(Figure content listings)
________

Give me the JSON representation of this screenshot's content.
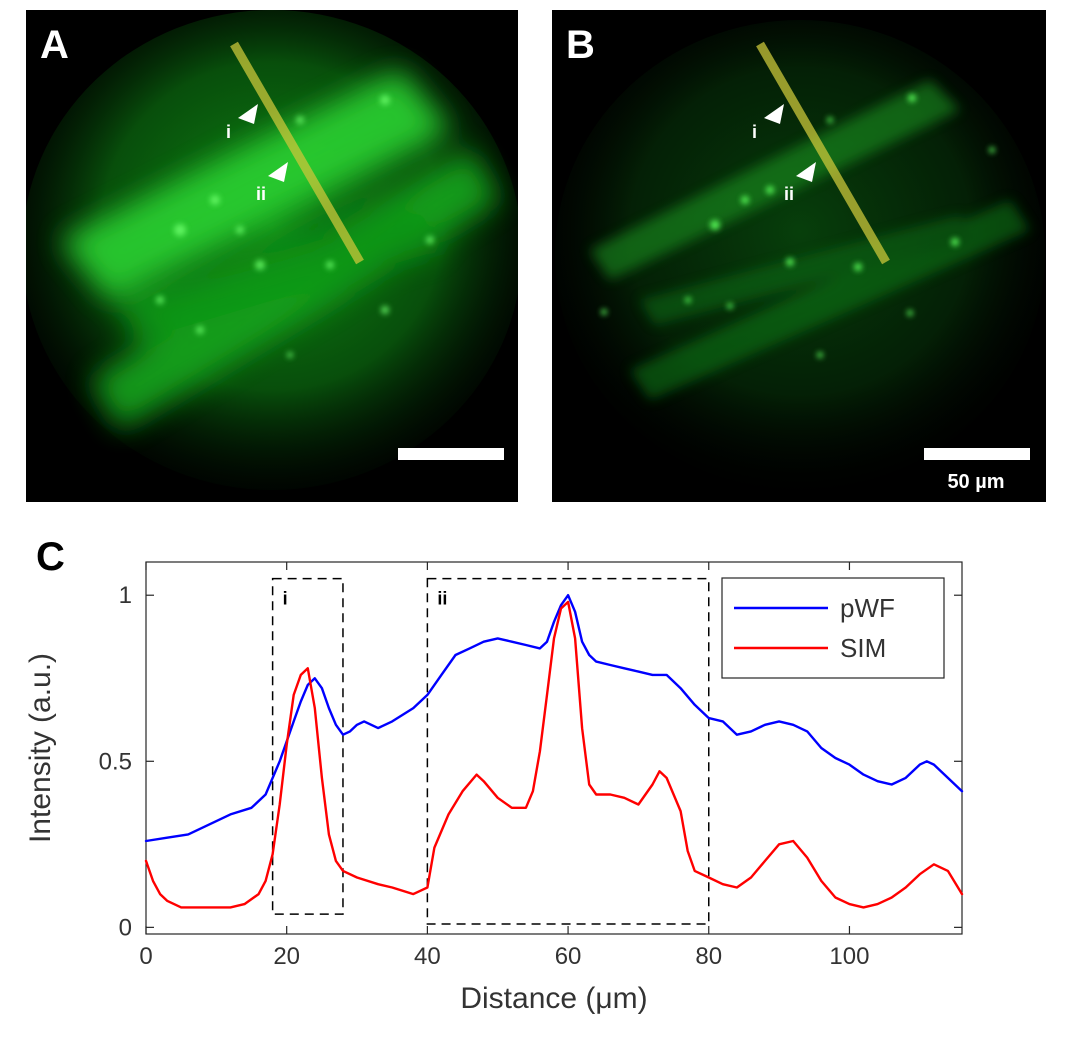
{
  "panels": {
    "a": {
      "letter": "A",
      "arrow_i": "i",
      "arrow_ii": "ii"
    },
    "b": {
      "letter": "B",
      "arrow_i": "i",
      "arrow_ii": "ii",
      "scalebar_label": "50 µm"
    },
    "c": {
      "letter": "C"
    }
  },
  "colors": {
    "pWF": "#0000ff",
    "SIM": "#ff0000",
    "line_profile": "#c9c63a",
    "fluorescence": "#22c02a"
  },
  "chart_data": {
    "type": "line",
    "title": "",
    "xlabel": "Distance (μm)",
    "ylabel": "Intensity (a.u.)",
    "xlim": [
      0,
      116
    ],
    "ylim": [
      -0.02,
      1.1
    ],
    "xticks": [
      0,
      20,
      40,
      60,
      80,
      100
    ],
    "xtick_labels": [
      "0",
      "20",
      "40",
      "60",
      "80",
      "100"
    ],
    "yticks": [
      0,
      0.5,
      1
    ],
    "ytick_labels": [
      "0",
      "0.5",
      "1"
    ],
    "grid": false,
    "legend": "top-right",
    "series": [
      {
        "name": "pWF",
        "x": [
          0,
          3,
          6,
          9,
          12,
          15,
          17,
          19,
          21,
          22,
          23,
          24,
          25,
          26,
          27,
          28,
          29,
          30,
          31,
          33,
          35,
          38,
          40,
          42,
          44,
          46,
          48,
          50,
          52,
          54,
          56,
          57,
          58,
          59,
          60,
          61,
          62,
          63,
          64,
          66,
          68,
          70,
          72,
          74,
          76,
          78,
          80,
          82,
          84,
          86,
          88,
          90,
          92,
          94,
          96,
          98,
          100,
          102,
          104,
          106,
          108,
          110,
          111,
          112,
          114,
          116
        ],
        "y": [
          0.26,
          0.27,
          0.28,
          0.31,
          0.34,
          0.36,
          0.4,
          0.5,
          0.62,
          0.68,
          0.73,
          0.75,
          0.72,
          0.66,
          0.61,
          0.58,
          0.59,
          0.61,
          0.62,
          0.6,
          0.62,
          0.66,
          0.7,
          0.76,
          0.82,
          0.84,
          0.86,
          0.87,
          0.86,
          0.85,
          0.84,
          0.86,
          0.92,
          0.97,
          1.0,
          0.95,
          0.86,
          0.82,
          0.8,
          0.79,
          0.78,
          0.77,
          0.76,
          0.76,
          0.72,
          0.67,
          0.63,
          0.62,
          0.58,
          0.59,
          0.61,
          0.62,
          0.61,
          0.59,
          0.54,
          0.51,
          0.49,
          0.46,
          0.44,
          0.43,
          0.45,
          0.49,
          0.5,
          0.49,
          0.45,
          0.41
        ]
      },
      {
        "name": "SIM",
        "x": [
          0,
          1,
          2,
          3,
          5,
          8,
          10,
          12,
          14,
          16,
          17,
          18,
          19,
          20,
          21,
          22,
          23,
          24,
          25,
          26,
          27,
          28,
          30,
          33,
          35,
          38,
          40,
          41,
          43,
          45,
          47,
          48,
          50,
          52,
          54,
          55,
          56,
          57,
          58,
          59,
          60,
          61,
          62,
          63,
          64,
          66,
          68,
          70,
          72,
          73,
          74,
          76,
          77,
          78,
          80,
          82,
          84,
          86,
          88,
          90,
          92,
          94,
          96,
          98,
          100,
          102,
          104,
          106,
          108,
          110,
          112,
          114,
          116
        ],
        "y": [
          0.2,
          0.14,
          0.1,
          0.08,
          0.06,
          0.06,
          0.06,
          0.06,
          0.07,
          0.1,
          0.14,
          0.22,
          0.37,
          0.55,
          0.7,
          0.76,
          0.78,
          0.66,
          0.45,
          0.28,
          0.2,
          0.17,
          0.15,
          0.13,
          0.12,
          0.1,
          0.12,
          0.24,
          0.34,
          0.41,
          0.46,
          0.44,
          0.39,
          0.36,
          0.36,
          0.41,
          0.53,
          0.7,
          0.87,
          0.96,
          0.98,
          0.87,
          0.6,
          0.43,
          0.4,
          0.4,
          0.39,
          0.37,
          0.43,
          0.47,
          0.45,
          0.35,
          0.23,
          0.17,
          0.15,
          0.13,
          0.12,
          0.15,
          0.2,
          0.25,
          0.26,
          0.21,
          0.14,
          0.09,
          0.07,
          0.06,
          0.07,
          0.09,
          0.12,
          0.16,
          0.19,
          0.17,
          0.1
        ]
      }
    ],
    "annotations": [
      {
        "label": "i",
        "x_range": [
          18,
          28
        ],
        "y_range": [
          0.04,
          1.05
        ]
      },
      {
        "label": "ii",
        "x_range": [
          40,
          80
        ],
        "y_range": [
          0.01,
          1.05
        ]
      }
    ]
  }
}
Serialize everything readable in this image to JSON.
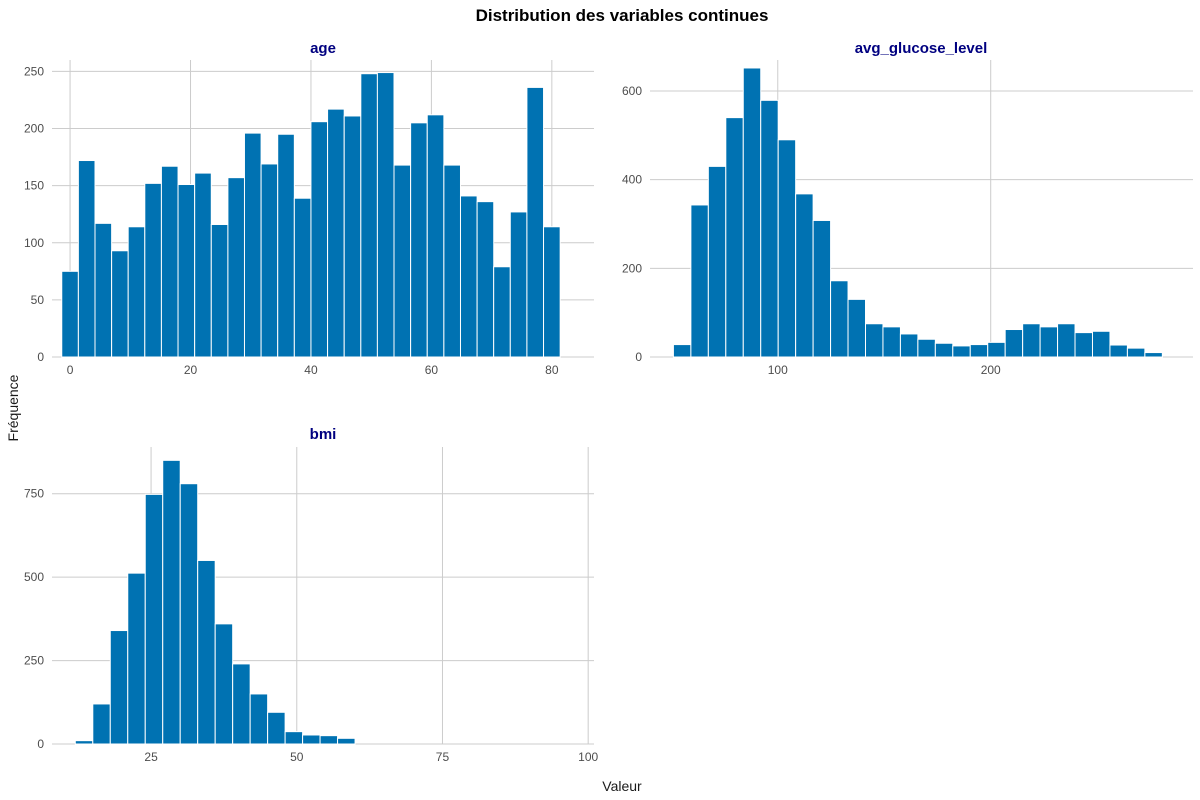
{
  "title": "Distribution des variables continues",
  "xlabel": "Valeur",
  "ylabel": "Fréquence",
  "bar_color": "#0072B2",
  "bar_outline": "#ffffff",
  "chart_data": [
    {
      "type": "bar",
      "title": "age",
      "bin_width": 2.76,
      "x_centers": [
        0.0,
        2.76,
        5.52,
        8.28,
        11.03,
        13.79,
        16.55,
        19.31,
        22.07,
        24.83,
        27.59,
        30.34,
        33.1,
        35.86,
        38.62,
        41.38,
        44.14,
        46.9,
        49.66,
        52.41,
        55.17,
        57.93,
        60.69,
        63.45,
        66.21,
        68.97,
        71.72,
        74.48,
        77.24,
        80.0,
        82.76
      ],
      "values": [
        75,
        172,
        117,
        93,
        114,
        152,
        167,
        151,
        161,
        116,
        157,
        196,
        169,
        195,
        139,
        206,
        217,
        211,
        248,
        249,
        168,
        205,
        212,
        168,
        141,
        136,
        79,
        127,
        236,
        114,
        0
      ],
      "xticks": [
        0,
        20,
        40,
        60,
        80
      ],
      "yticks": [
        0,
        50,
        100,
        150,
        200,
        250
      ],
      "xlim": [
        -3,
        87
      ],
      "ylim": [
        0,
        260
      ]
    },
    {
      "type": "bar",
      "title": "avg_glucose_level",
      "bin_width": 8.2,
      "x_centers": [
        55.1,
        63.3,
        71.5,
        79.7,
        87.9,
        96.1,
        104.3,
        112.5,
        120.7,
        128.9,
        137.1,
        145.3,
        153.5,
        161.7,
        169.9,
        178.1,
        186.3,
        194.5,
        202.7,
        210.9,
        219.1,
        227.3,
        235.5,
        243.7,
        251.9,
        260.1,
        268.3,
        276.5
      ],
      "values": [
        28,
        343,
        430,
        540,
        652,
        579,
        490,
        368,
        308,
        172,
        130,
        75,
        68,
        52,
        40,
        31,
        25,
        28,
        33,
        62,
        75,
        68,
        75,
        55,
        58,
        27,
        20,
        10
      ],
      "xticks": [
        100,
        200
      ],
      "yticks": [
        0,
        200,
        400,
        600
      ],
      "xlim": [
        40,
        295
      ],
      "ylim": [
        0,
        670
      ]
    },
    {
      "type": "bar",
      "title": "bmi",
      "bin_width": 3.0,
      "x_centers": [
        13.5,
        16.5,
        19.5,
        22.5,
        25.5,
        28.5,
        31.5,
        34.5,
        37.5,
        40.5,
        43.5,
        46.5,
        49.5,
        52.5,
        55.5,
        58.5
      ],
      "values": [
        10,
        120,
        340,
        512,
        748,
        850,
        780,
        550,
        360,
        240,
        150,
        95,
        37,
        27,
        25,
        17
      ],
      "xticks": [
        25,
        50,
        75,
        100
      ],
      "yticks": [
        0,
        250,
        500,
        750
      ],
      "xlim": [
        8,
        101
      ],
      "ylim": [
        0,
        890
      ]
    }
  ]
}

________

Your goal: The records above must be printed exactly; the pictures stay out.

Solution to this exercise:
Give me the JSON representation of this screenshot's content.
{
  "panels": {
    "a": {
      "letter": "A",
      "arrow_i": "i",
      "arrow_ii": "ii"
    },
    "b": {
      "letter": "B",
      "arrow_i": "i",
      "arrow_ii": "ii",
      "scalebar_label": "50 µm"
    },
    "c": {
      "letter": "C"
    }
  },
  "colors": {
    "pWF": "#0000ff",
    "SIM": "#ff0000",
    "line_profile": "#c9c63a",
    "fluorescence": "#22c02a"
  },
  "chart_data": {
    "type": "line",
    "title": "",
    "xlabel": "Distance (μm)",
    "ylabel": "Intensity (a.u.)",
    "xlim": [
      0,
      116
    ],
    "ylim": [
      -0.02,
      1.1
    ],
    "xticks": [
      0,
      20,
      40,
      60,
      80,
      100
    ],
    "xtick_labels": [
      "0",
      "20",
      "40",
      "60",
      "80",
      "100"
    ],
    "yticks": [
      0,
      0.5,
      1
    ],
    "ytick_labels": [
      "0",
      "0.5",
      "1"
    ],
    "grid": false,
    "legend": "top-right",
    "series": [
      {
        "name": "pWF",
        "x": [
          0,
          3,
          6,
          9,
          12,
          15,
          17,
          19,
          21,
          22,
          23,
          24,
          25,
          26,
          27,
          28,
          29,
          30,
          31,
          33,
          35,
          38,
          40,
          42,
          44,
          46,
          48,
          50,
          52,
          54,
          56,
          57,
          58,
          59,
          60,
          61,
          62,
          63,
          64,
          66,
          68,
          70,
          72,
          74,
          76,
          78,
          80,
          82,
          84,
          86,
          88,
          90,
          92,
          94,
          96,
          98,
          100,
          102,
          104,
          106,
          108,
          110,
          111,
          112,
          114,
          116
        ],
        "y": [
          0.26,
          0.27,
          0.28,
          0.31,
          0.34,
          0.36,
          0.4,
          0.5,
          0.62,
          0.68,
          0.73,
          0.75,
          0.72,
          0.66,
          0.61,
          0.58,
          0.59,
          0.61,
          0.62,
          0.6,
          0.62,
          0.66,
          0.7,
          0.76,
          0.82,
          0.84,
          0.86,
          0.87,
          0.86,
          0.85,
          0.84,
          0.86,
          0.92,
          0.97,
          1.0,
          0.95,
          0.86,
          0.82,
          0.8,
          0.79,
          0.78,
          0.77,
          0.76,
          0.76,
          0.72,
          0.67,
          0.63,
          0.62,
          0.58,
          0.59,
          0.61,
          0.62,
          0.61,
          0.59,
          0.54,
          0.51,
          0.49,
          0.46,
          0.44,
          0.43,
          0.45,
          0.49,
          0.5,
          0.49,
          0.45,
          0.41
        ]
      },
      {
        "name": "SIM",
        "x": [
          0,
          1,
          2,
          3,
          5,
          8,
          10,
          12,
          14,
          16,
          17,
          18,
          19,
          20,
          21,
          22,
          23,
          24,
          25,
          26,
          27,
          28,
          30,
          33,
          35,
          38,
          40,
          41,
          43,
          45,
          47,
          48,
          50,
          52,
          54,
          55,
          56,
          57,
          58,
          59,
          60,
          61,
          62,
          63,
          64,
          66,
          68,
          70,
          72,
          73,
          74,
          76,
          77,
          78,
          80,
          82,
          84,
          86,
          88,
          90,
          92,
          94,
          96,
          98,
          100,
          102,
          104,
          106,
          108,
          110,
          112,
          114,
          116
        ],
        "y": [
          0.2,
          0.14,
          0.1,
          0.08,
          0.06,
          0.06,
          0.06,
          0.06,
          0.07,
          0.1,
          0.14,
          0.22,
          0.37,
          0.55,
          0.7,
          0.76,
          0.78,
          0.66,
          0.45,
          0.28,
          0.2,
          0.17,
          0.15,
          0.13,
          0.12,
          0.1,
          0.12,
          0.24,
          0.34,
          0.41,
          0.46,
          0.44,
          0.39,
          0.36,
          0.36,
          0.41,
          0.53,
          0.7,
          0.87,
          0.96,
          0.98,
          0.87,
          0.6,
          0.43,
          0.4,
          0.4,
          0.39,
          0.37,
          0.43,
          0.47,
          0.45,
          0.35,
          0.23,
          0.17,
          0.15,
          0.13,
          0.12,
          0.15,
          0.2,
          0.25,
          0.26,
          0.21,
          0.14,
          0.09,
          0.07,
          0.06,
          0.07,
          0.09,
          0.12,
          0.16,
          0.19,
          0.17,
          0.1
        ]
      }
    ],
    "annotations": [
      {
        "label": "i",
        "x_range": [
          18,
          28
        ],
        "y_range": [
          0.04,
          1.05
        ]
      },
      {
        "label": "ii",
        "x_range": [
          40,
          80
        ],
        "y_range": [
          0.01,
          1.05
        ]
      }
    ]
  }
}
Serialize everything readable in this image to JSON.
{
  "title": "Distribution des variables continues",
  "xlabel": "Valeur",
  "ylabel": "Fréquence",
  "bar_color": "#0072B2",
  "bar_outline": "#ffffff",
  "chart_data": [
    {
      "type": "bar",
      "title": "age",
      "bin_width": 2.76,
      "x_centers": [
        0.0,
        2.76,
        5.52,
        8.28,
        11.03,
        13.79,
        16.55,
        19.31,
        22.07,
        24.83,
        27.59,
        30.34,
        33.1,
        35.86,
        38.62,
        41.38,
        44.14,
        46.9,
        49.66,
        52.41,
        55.17,
        57.93,
        60.69,
        63.45,
        66.21,
        68.97,
        71.72,
        74.48,
        77.24,
        80.0,
        82.76
      ],
      "values": [
        75,
        172,
        117,
        93,
        114,
        152,
        167,
        151,
        161,
        116,
        157,
        196,
        169,
        195,
        139,
        206,
        217,
        211,
        248,
        249,
        168,
        205,
        212,
        168,
        141,
        136,
        79,
        127,
        236,
        114,
        0
      ],
      "xticks": [
        0,
        20,
        40,
        60,
        80
      ],
      "yticks": [
        0,
        50,
        100,
        150,
        200,
        250
      ],
      "xlim": [
        -3,
        87
      ],
      "ylim": [
        0,
        260
      ]
    },
    {
      "type": "bar",
      "title": "avg_glucose_level",
      "bin_width": 8.2,
      "x_centers": [
        55.1,
        63.3,
        71.5,
        79.7,
        87.9,
        96.1,
        104.3,
        112.5,
        120.7,
        128.9,
        137.1,
        145.3,
        153.5,
        161.7,
        169.9,
        178.1,
        186.3,
        194.5,
        202.7,
        210.9,
        219.1,
        227.3,
        235.5,
        243.7,
        251.9,
        260.1,
        268.3,
        276.5
      ],
      "values": [
        28,
        343,
        430,
        540,
        652,
        579,
        490,
        368,
        308,
        172,
        130,
        75,
        68,
        52,
        40,
        31,
        25,
        28,
        33,
        62,
        75,
        68,
        75,
        55,
        58,
        27,
        20,
        10
      ],
      "xticks": [
        100,
        200
      ],
      "yticks": [
        0,
        200,
        400,
        600
      ],
      "xlim": [
        40,
        295
      ],
      "ylim": [
        0,
        670
      ]
    },
    {
      "type": "bar",
      "title": "bmi",
      "bin_width": 3.0,
      "x_centers": [
        13.5,
        16.5,
        19.5,
        22.5,
        25.5,
        28.5,
        31.5,
        34.5,
        37.5,
        40.5,
        43.5,
        46.5,
        49.5,
        52.5,
        55.5,
        58.5
      ],
      "values": [
        10,
        120,
        340,
        512,
        748,
        850,
        780,
        550,
        360,
        240,
        150,
        95,
        37,
        27,
        25,
        17
      ],
      "xticks": [
        25,
        50,
        75,
        100
      ],
      "yticks": [
        0,
        250,
        500,
        750
      ],
      "xlim": [
        8,
        101
      ],
      "ylim": [
        0,
        890
      ]
    }
  ]
}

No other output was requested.